• Do this:
Below are some entries. Copy each line that holds the string "camera".

## Start Dataset entries

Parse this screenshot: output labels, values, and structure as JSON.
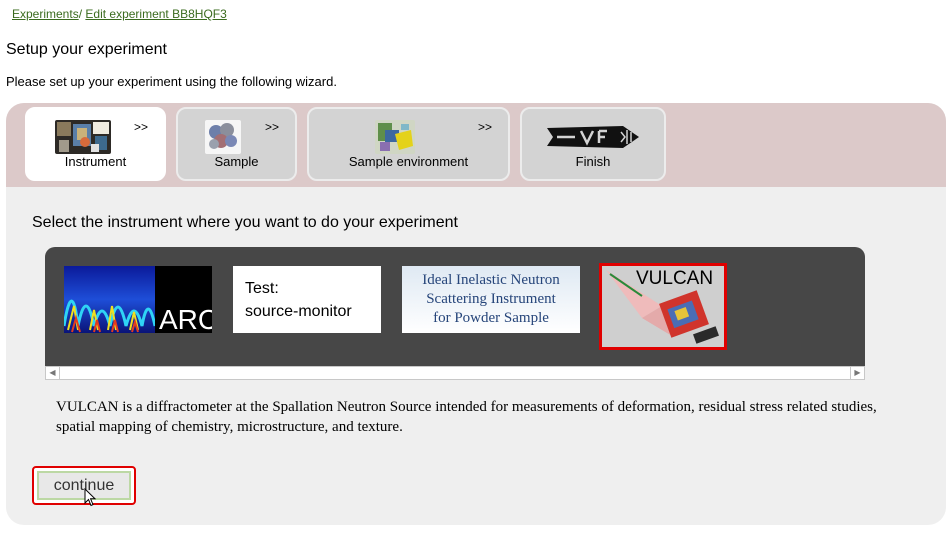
{
  "breadcrumb": {
    "root": "Experiments",
    "separator": "/",
    "current": "Edit experiment BB8HQF3"
  },
  "page_title": "Setup your experiment",
  "intro": "Please set up your experiment using the following wizard.",
  "wizard": {
    "tabs": [
      {
        "label": "Instrument",
        "arrow": ">>",
        "icon": "instrument-photo-icon",
        "active": true
      },
      {
        "label": "Sample",
        "arrow": ">>",
        "icon": "atom-cluster-icon",
        "active": false
      },
      {
        "label": "Sample environment",
        "arrow": ">>",
        "icon": "sample-environment-icon",
        "active": false
      },
      {
        "label": "Finish",
        "arrow": "",
        "icon": "finish-logo-icon",
        "active": false
      }
    ]
  },
  "instrument_step": {
    "prompt": "Select the instrument where you want to do your experiment",
    "instruments": [
      {
        "name": "ARCS",
        "selected": false
      },
      {
        "name_line1": "Test:",
        "name_line2": "source-monitor",
        "selected": false
      },
      {
        "line1": "Ideal Inelastic Neutron",
        "line2": "Scattering Instrument",
        "line3": "for Powder Sample",
        "selected": false
      },
      {
        "name": "VULCAN",
        "selected": true
      }
    ],
    "description": "VULCAN is a diffractometer at the Spallation Neutron Source intended for measurements of deformation, residual stress related studies, spatial mapping of chemistry, microstructure, and texture.",
    "continue_label": "continue"
  },
  "colors": {
    "link": "#3a6b1e",
    "selection": "#e00000",
    "tabbar": "#dcc9c9",
    "panel": "#efefef",
    "carousel": "#474747"
  }
}
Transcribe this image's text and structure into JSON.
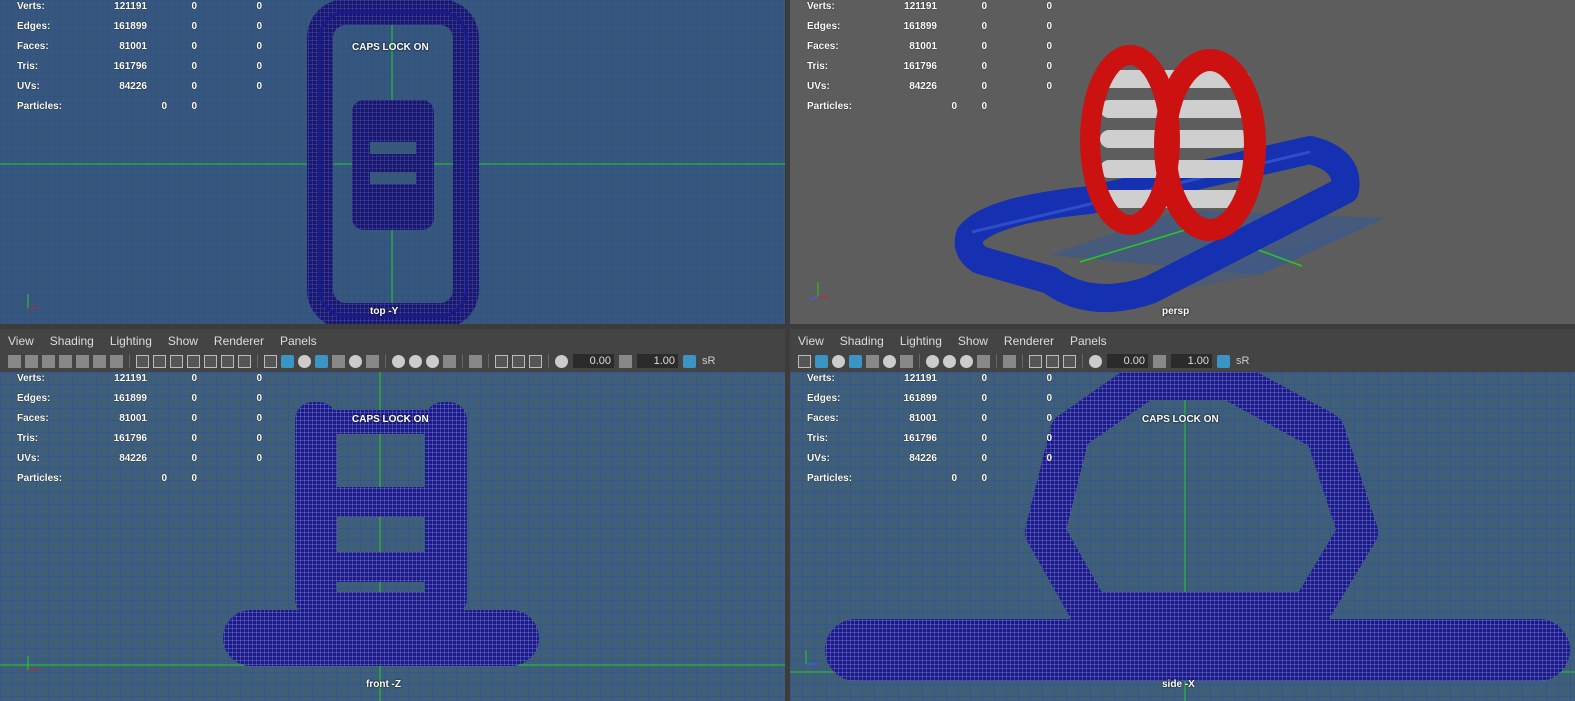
{
  "stats": {
    "labels": [
      "Verts:",
      "Edges:",
      "Faces:",
      "Tris:",
      "UVs:",
      "Particles:"
    ],
    "rows": [
      {
        "label": "Verts:",
        "v1": "121191",
        "v2": "0",
        "v3": "0"
      },
      {
        "label": "Edges:",
        "v1": "161899",
        "v2": "0",
        "v3": "0"
      },
      {
        "label": "Faces:",
        "v1": "81001",
        "v2": "0",
        "v3": "0"
      },
      {
        "label": "Tris:",
        "v1": "161796",
        "v2": "0",
        "v3": "0"
      },
      {
        "label": "UVs:",
        "v1": "84226",
        "v2": "0",
        "v3": "0"
      }
    ],
    "particles": {
      "label": "Particles:",
      "v1": "0",
      "v2": "0"
    }
  },
  "caps_lock": "CAPS LOCK ON",
  "viewports": {
    "top": {
      "camera": "top -Y"
    },
    "persp": {
      "camera": "persp"
    },
    "front": {
      "camera": "front -Z"
    },
    "side": {
      "camera": "side -X"
    }
  },
  "panel_menu": [
    "View",
    "Shading",
    "Lighting",
    "Show",
    "Renderer",
    "Panels"
  ],
  "toolbar": {
    "exposure": "0.00",
    "gamma": "1.00",
    "sr_label": "sR"
  },
  "axis_labels": {
    "x": "x",
    "y": "y",
    "z": "z"
  },
  "colors": {
    "ortho_bg": "#37587a",
    "persp_bg": "#5d5d5d",
    "wire": "#1a1a8a",
    "red": "#cc1111",
    "blue": "#1530b0",
    "green_axis": "#22cc22"
  }
}
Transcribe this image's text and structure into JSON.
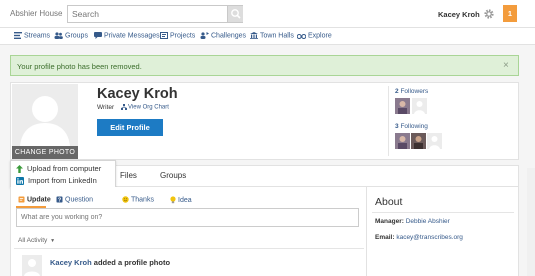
{
  "header": {
    "brand": "Abshier House",
    "search_placeholder": "Search",
    "user_name": "Kacey Kroh",
    "notification_count": "1"
  },
  "nav": {
    "items": [
      {
        "label": "Streams",
        "icon": "streams-icon"
      },
      {
        "label": "Groups",
        "icon": "groups-icon"
      },
      {
        "label": "Private Messages",
        "icon": "messages-icon"
      },
      {
        "label": "Projects",
        "icon": "projects-icon"
      },
      {
        "label": "Challenges",
        "icon": "challenges-icon"
      },
      {
        "label": "Town Halls",
        "icon": "townhalls-icon"
      },
      {
        "label": "Explore",
        "icon": "explore-icon"
      }
    ]
  },
  "alert": {
    "message": "Your profile photo has been removed.",
    "close": "×"
  },
  "profile": {
    "name": "Kacey Kroh",
    "role": "Writer",
    "org_chart": "View Org Chart",
    "edit_button": "Edit Profile",
    "change_photo": "CHANGE PHOTO",
    "followers_count": "2",
    "followers_label": "Followers",
    "following_count": "3",
    "following_label": "Following"
  },
  "photo_menu": {
    "items": [
      "Upload from computer",
      "Import from LinkedIn"
    ]
  },
  "tabs": [
    "Files",
    "Groups"
  ],
  "composer": {
    "tabs": [
      "Update",
      "Question",
      "Thanks",
      "Idea"
    ],
    "placeholder": "What are you working on?"
  },
  "feed": {
    "filter_label": "All Activity",
    "activity": {
      "user": "Kacey Kroh",
      "action": "added a profile photo"
    }
  },
  "about": {
    "title": "About",
    "manager_label": "Manager:",
    "manager_value": "Debbie Abshier",
    "email_label": "Email:",
    "email_value": "kacey@transcribes.org"
  },
  "colors": {
    "accent_orange": "#f39c3d",
    "link_blue": "#365a8a",
    "button_blue": "#1d7bc4",
    "success_bg": "#dff0d8"
  }
}
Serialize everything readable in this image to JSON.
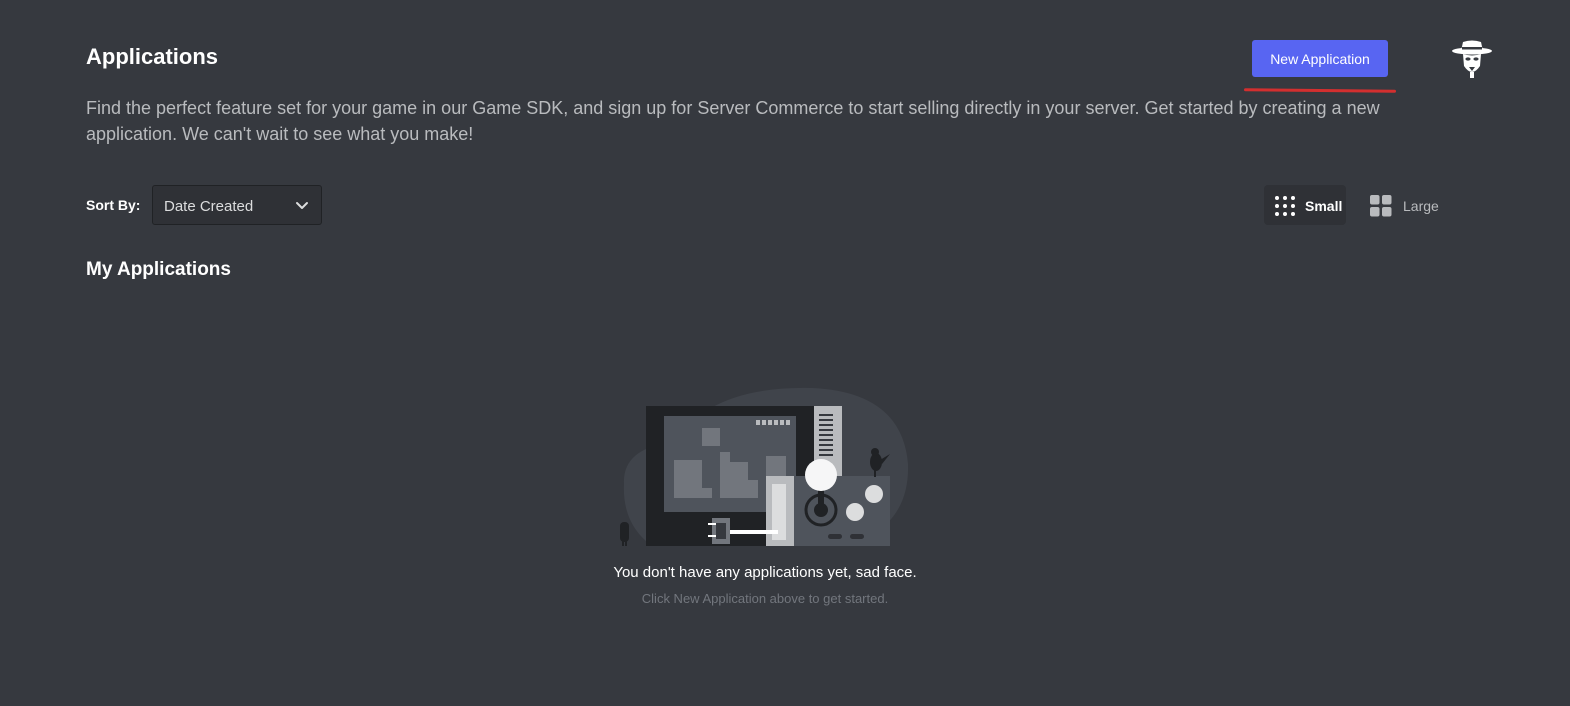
{
  "header": {
    "title": "Applications",
    "new_application_label": "New Application",
    "avatar_icon": "hat-mask-avatar-icon"
  },
  "description": "Find the perfect feature set for your game in our Game SDK, and sign up for Server Commerce to start selling directly in your server. Get started by creating a new application. We can't wait to see what you make!",
  "controls": {
    "sort_label": "Sort By:",
    "sort_value": "Date Created",
    "sort_icon": "chevron-down-icon",
    "view_options": [
      {
        "label": "Small",
        "icon": "dots-grid-icon",
        "selected": true
      },
      {
        "label": "Large",
        "icon": "squares-grid-icon",
        "selected": false
      }
    ]
  },
  "section": {
    "title": "My Applications"
  },
  "empty_state": {
    "illustration": "arcade-machine-illustration",
    "title": "You don't have any applications yet, sad face.",
    "subtitle": "Click New Application above to get started."
  },
  "colors": {
    "background": "#36393f",
    "accent": "#5865f2",
    "highlight_underline": "#d32f2f"
  }
}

## End Dataset entries

• Full solution:
      "camera": "top -Y"
      "camera": "persp"
      "camera": "front -Z"
      "camera": "side -X"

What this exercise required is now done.